GIVEN INSTRUCTION » Retype every entry word for word.

DATA FOR PROCESSING »
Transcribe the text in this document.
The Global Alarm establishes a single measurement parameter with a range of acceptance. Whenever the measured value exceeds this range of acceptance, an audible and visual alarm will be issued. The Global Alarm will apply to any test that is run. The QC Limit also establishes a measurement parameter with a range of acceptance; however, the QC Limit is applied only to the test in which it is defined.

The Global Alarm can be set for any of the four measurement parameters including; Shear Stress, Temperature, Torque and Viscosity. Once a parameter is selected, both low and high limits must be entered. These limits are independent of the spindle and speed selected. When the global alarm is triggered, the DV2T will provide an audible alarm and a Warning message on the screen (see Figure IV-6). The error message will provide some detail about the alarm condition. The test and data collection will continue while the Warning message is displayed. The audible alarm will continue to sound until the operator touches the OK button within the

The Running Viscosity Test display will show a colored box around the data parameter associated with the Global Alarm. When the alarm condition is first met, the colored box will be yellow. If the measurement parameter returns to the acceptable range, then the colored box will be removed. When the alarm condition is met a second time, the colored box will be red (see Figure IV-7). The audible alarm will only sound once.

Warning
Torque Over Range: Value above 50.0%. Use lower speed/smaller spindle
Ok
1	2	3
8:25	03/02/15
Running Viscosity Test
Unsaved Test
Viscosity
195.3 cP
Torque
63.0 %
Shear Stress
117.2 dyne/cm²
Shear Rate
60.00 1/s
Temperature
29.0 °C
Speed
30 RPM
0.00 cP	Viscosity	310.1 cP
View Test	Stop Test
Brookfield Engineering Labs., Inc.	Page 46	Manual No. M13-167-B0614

EXERCISE OUTPUT »
Transcribe the text in this document.
The Global Alarm establishes a single measurement parameter with a range of acceptance. Whenever the measured value exceeds this range of acceptance, an audible and visual alarm will be issued. The Global Alarm will apply to any test that is run. The QC Limit also establishes a measurement parameter with a range of acceptance; however, the QC Limit is applied only to the test in which it is defined.

The Global Alarm can be set for any of the four measurement parameters including; Shear Stress, Temperature, Torque and Viscosity. Once a parameter is selected, both low and high limits must be entered. These limits are independent of the spindle and speed selected. When the global alarm is triggered, the DV2T will provide an audible alarm and a Warning message on the screen (see Figure IV-6). The error message will provide some detail about the alarm condition. The test and data collection will continue while the Warning message is displayed. The audible alarm will continue to sound until the operator touches the OK button within the

The Running Viscosity Test display will show a colored box around the data parameter associated with the Global Alarm. When the alarm condition is first met, the colored box will be yellow. If the measurement parameter returns to the acceptable range, then the colored box will be removed. When the alarm condition is met a second time, the colored box will be red (see Figure IV-7). The audible alarm will only sound once.

Warning
Torque Over Range: Value above 50.0%. Use lower speed/smaller spindle
Ok
1	2	3
8:25	03/02/15
Running Viscosity Test
Unsaved Test
Viscosity
195.3 cP
Torque
63.0 %
Shear Stress
117.2 dyne/cm²
Shear Rate
60.00 1/s
Temperature
29.0 °C
Speed
30 RPM
0.00 cP	Viscosity	310.1 cP
View Test	Stop Test
Brookfield Engineering Labs., Inc.	Page 46	Manual No. M13-167-B0614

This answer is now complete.